◆ WHAT IS ASKED ◆
Repeat all of the material below exactly as written, images excluded.

***** PROVIDED DATA *****

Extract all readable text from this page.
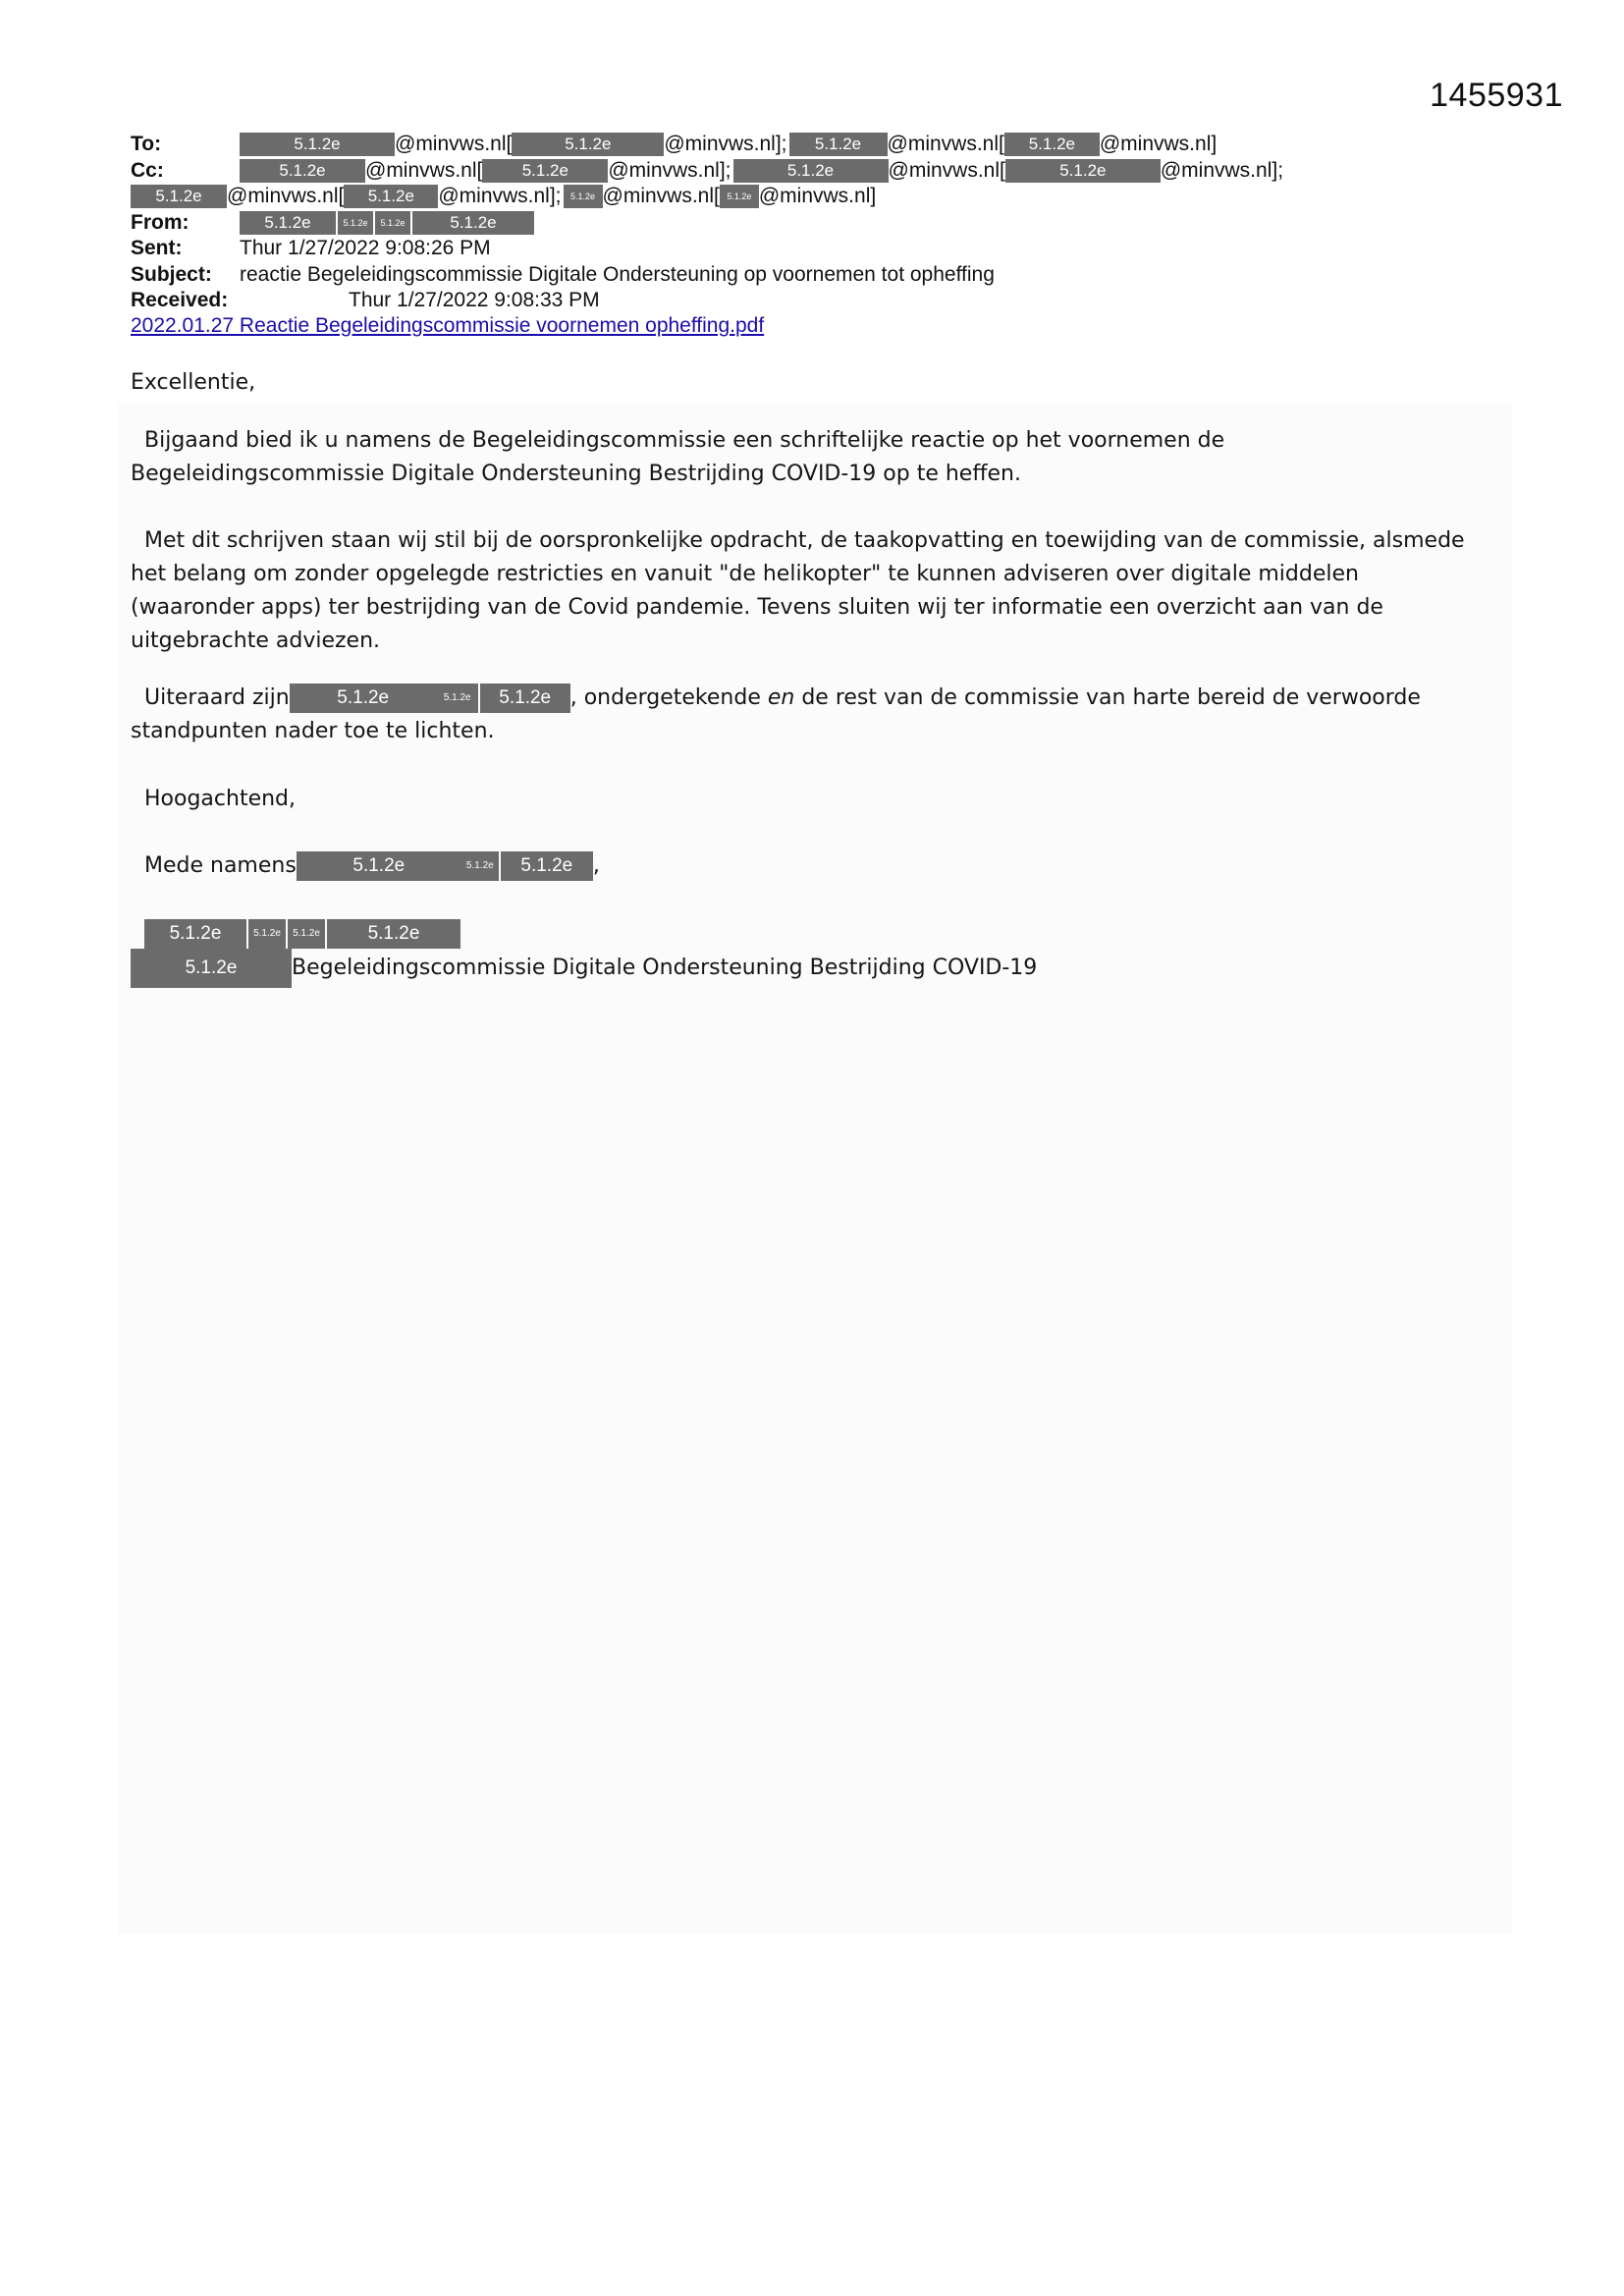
1455931
To:	5.1.2e	@minvws.nl[	5.1.2e	@minvws.nl];	5.1.2e	@minvws.nl[	5.1.2e	@minvws.nl]
Cc:	5.1.2e	@minvws.nl[	5.1.2e	@minvws.nl];	5.1.2e	@minvws.nl[	5.1.2e	@minvws.nl];
5.1.2e	@minvws.nl[	5.1.2e	@minvws.nl];	5.1.2e @minvws.nl[ 5.1.2e @minvws.nl]
From:	5.1.2e	5.1.2e	5.1.2e	5.1.2e
Sent:	Thur 1/27/2022 9:08:26 PM
Subject:	reactie Begeleidingscommissie Digitale Ondersteuning op voornemen tot opheffing
Received:	Thur 1/27/2022 9:08:33 PM
2022.01.27 Reactie Begeleidingscommissie voornemen opheffing.pdf
Excellentie,
Bijgaand bied ik u namens de Begeleidingscommissie een schriftelijke reactie op het voornemen de
Begeleidingscommissie Digitale Ondersteuning Bestrijding COVID-19 op te heffen.
Met dit schrijven staan wij stil bij de oorspronkelijke opdracht, de taakopvatting en toewijding van de commissie, alsmede
het belang om zonder opgelegde restricties en vanuit "de helikopter" te kunnen adviseren over digitale middelen
(waaronder apps) ter bestrijding van de Covid pandemie. Tevens sluiten wij ter informatie een overzicht aan van de
uitgebrachte adviezen.
Uiteraard zijn	5.1.2e	5.1.2e	5.1.2e , ondergetekende en de rest van de commissie van harte bereid de verwoorde
standpunten nader toe te lichten.
Hoogachtend,
Mede namens	5.1.2e	5.1.2e	5.1.2e ,
5.1.2e	5.1.2e	5.1.2e	5.1.2e
5.1.2e	Begeleidingscommissie Digitale Ondersteuning Bestrijding COVID-19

*****

◆ RESULT FOR THIS TASK ◆
Extract all readable text from this page.
1455931
To:	5.1.2e	@minvws.nl[	5.1.2e	@minvws.nl];	5.1.2e	@minvws.nl[	5.1.2e	@minvws.nl]
Cc:	5.1.2e	@minvws.nl[	5.1.2e	@minvws.nl];	5.1.2e	@minvws.nl[	5.1.2e	@minvws.nl];
5.1.2e	@minvws.nl[	5.1.2e	@minvws.nl];	5.1.2e @minvws.nl[ 5.1.2e @minvws.nl]
From:	5.1.2e	5.1.2e	5.1.2e	5.1.2e
Sent:	Thur 1/27/2022 9:08:26 PM
Subject:	reactie Begeleidingscommissie Digitale Ondersteuning op voornemen tot opheffing
Received:	Thur 1/27/2022 9:08:33 PM
2022.01.27 Reactie Begeleidingscommissie voornemen opheffing.pdf
Excellentie,
Bijgaand bied ik u namens de Begeleidingscommissie een schriftelijke reactie op het voornemen de
Begeleidingscommissie Digitale Ondersteuning Bestrijding COVID-19 op te heffen.
Met dit schrijven staan wij stil bij de oorspronkelijke opdracht, de taakopvatting en toewijding van de commissie, alsmede
het belang om zonder opgelegde restricties en vanuit "de helikopter" te kunnen adviseren over digitale middelen
(waaronder apps) ter bestrijding van de Covid pandemie. Tevens sluiten wij ter informatie een overzicht aan van de
uitgebrachte adviezen.
Uiteraard zijn	5.1.2e	5.1.2e	5.1.2e , ondergetekende en de rest van de commissie van harte bereid de verwoorde
standpunten nader toe te lichten.
Hoogachtend,
Mede namens	5.1.2e	5.1.2e	5.1.2e ,
5.1.2e	5.1.2e	5.1.2e	5.1.2e
5.1.2e	Begeleidingscommissie Digitale Ondersteuning Bestrijding COVID-19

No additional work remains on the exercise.